| Aim of the task |
Quote each of the entries below word for word, omitting the pictures from your reply.

| Material provided |
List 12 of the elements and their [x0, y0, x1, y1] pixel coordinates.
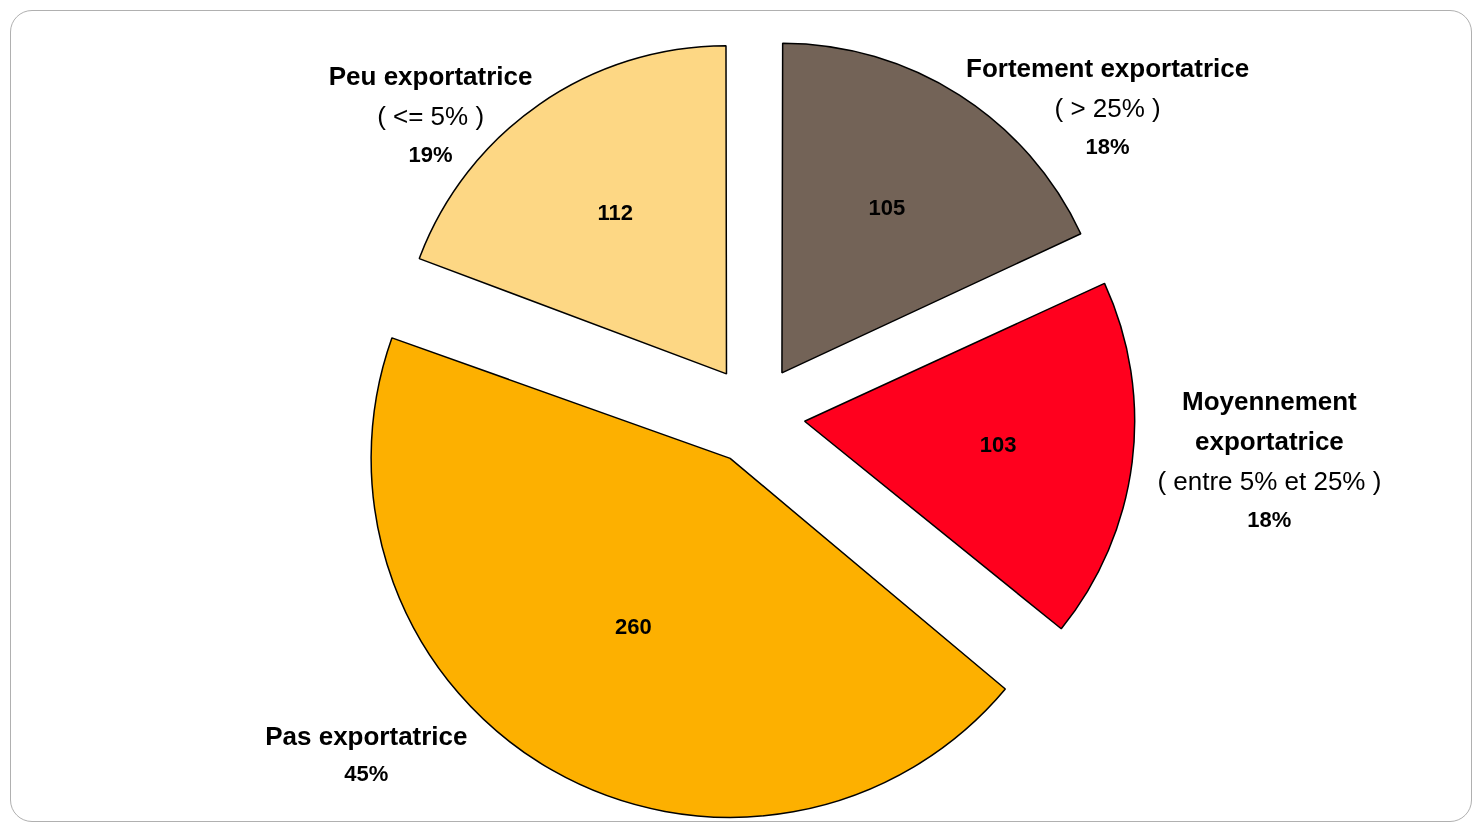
text: 18% [1085, 134, 1130, 160]
data-label: 103 [979, 431, 1017, 457]
text: 19% [408, 142, 453, 168]
slice-label: Fortement exportatrice ( > 25% ) [966, 53, 1250, 124]
slice-label: Peu exportatrice ( <= 5% ) [328, 61, 533, 132]
data-label: 112 [597, 199, 634, 225]
text: 18% [1247, 506, 1292, 532]
slice-label: Pas exportatrice [265, 720, 468, 751]
data-label: 260 [614, 613, 652, 639]
slice-label: Moyennement exportatrice ( entre 5% et 25% ) [1157, 385, 1382, 496]
data-label: 105 [868, 194, 906, 220]
text: 45% [344, 761, 389, 787]
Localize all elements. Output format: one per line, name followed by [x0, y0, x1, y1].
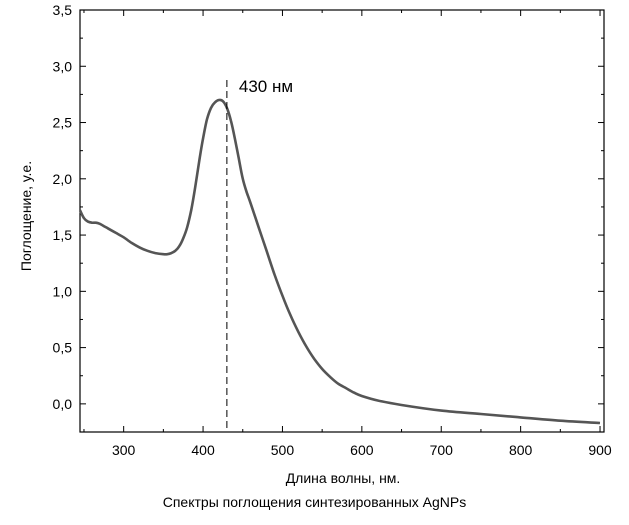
y-tick-label: 3,5 [53, 2, 73, 18]
plot-frame [79, 9, 605, 433]
x-tick-label: 900 [588, 442, 612, 458]
y-tick-label: 1,0 [53, 283, 73, 299]
x-tick-label: 400 [191, 442, 215, 458]
x-axis-label: Длина волны, нм. [286, 470, 401, 486]
x-tick-label: 800 [509, 442, 533, 458]
y-tick-label: 1,5 [53, 227, 73, 243]
y-tick-label: 0,5 [53, 340, 73, 356]
y-tick-label: 3,0 [53, 58, 73, 74]
figure-caption: Спектры поглощения синтезированных AgNPs [162, 494, 467, 510]
x-tick-label: 600 [350, 442, 374, 458]
x-tick-label: 500 [271, 442, 295, 458]
x-tick-label: 300 [112, 442, 136, 458]
y-tick-label: 2,5 [53, 115, 73, 131]
spectrum-line [78, 98, 601, 425]
x-tick-label: 700 [430, 442, 454, 458]
peak-annotation-label: 430 нм [239, 77, 293, 96]
y-axis-label: Поглощение, у.е. [18, 161, 34, 271]
y-tick-label: 2,0 [53, 171, 73, 187]
y-tick-label: 0,0 [53, 396, 73, 412]
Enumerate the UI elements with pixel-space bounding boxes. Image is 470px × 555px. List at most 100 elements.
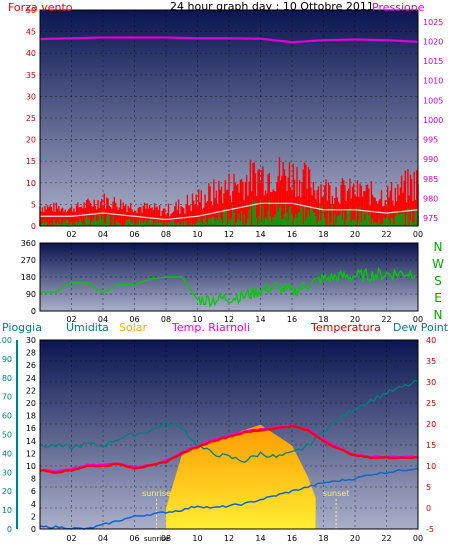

| Result of the task |
List 12 of the elements and their [x0, y0, x1, y1] pixel coordinates.
text: 18% [1085, 134, 1130, 160]
data-label: 103 [979, 431, 1017, 457]
text: 19% [408, 142, 453, 168]
slice-label: Fortement exportatrice ( > 25% ) [966, 53, 1250, 124]
slice-label: Peu exportatrice ( <= 5% ) [328, 61, 533, 132]
data-label: 112 [597, 199, 634, 225]
text: 18% [1247, 506, 1292, 532]
slice-label: Pas exportatrice [265, 720, 468, 751]
data-label: 260 [614, 613, 652, 639]
slice-label: Moyennement exportatrice ( entre 5% et 25% ) [1157, 385, 1382, 496]
data-label: 105 [868, 194, 906, 220]
text: 45% [344, 761, 389, 787]
Localize all elements. Output format: one per line, name followed by [x0, y0, x1, y1].
y-tick-label: 3,5 [53, 2, 73, 18]
plot-frame [79, 9, 605, 433]
x-tick-label: 900 [588, 442, 612, 458]
y-tick-label: 1,0 [53, 283, 73, 299]
x-tick-label: 400 [191, 442, 215, 458]
x-axis-label: Длина волны, нм. [286, 470, 401, 486]
x-tick-label: 800 [509, 442, 533, 458]
y-tick-label: 1,5 [53, 227, 73, 243]
y-tick-label: 0,5 [53, 340, 73, 356]
y-tick-label: 3,0 [53, 58, 73, 74]
figure-caption: Спектры поглощения синтезированных AgNPs [162, 494, 467, 510]
x-tick-label: 600 [350, 442, 374, 458]
x-tick-label: 500 [271, 442, 295, 458]
x-tick-label: 300 [112, 442, 136, 458]
y-tick-label: 2,5 [53, 115, 73, 131]
spectrum-line [78, 98, 601, 425]
x-tick-label: 700 [430, 442, 454, 458]
peak-annotation-label: 430 нм [239, 77, 293, 96]
y-axis-label: Поглощение, у.е. [18, 161, 34, 271]
y-tick-label: 2,0 [53, 171, 73, 187]
y-tick-label: 0,0 [53, 396, 73, 412]
Enumerate the UI elements with pixel-space bounding boxes. Image is 470px × 555px. List at most 100 elements.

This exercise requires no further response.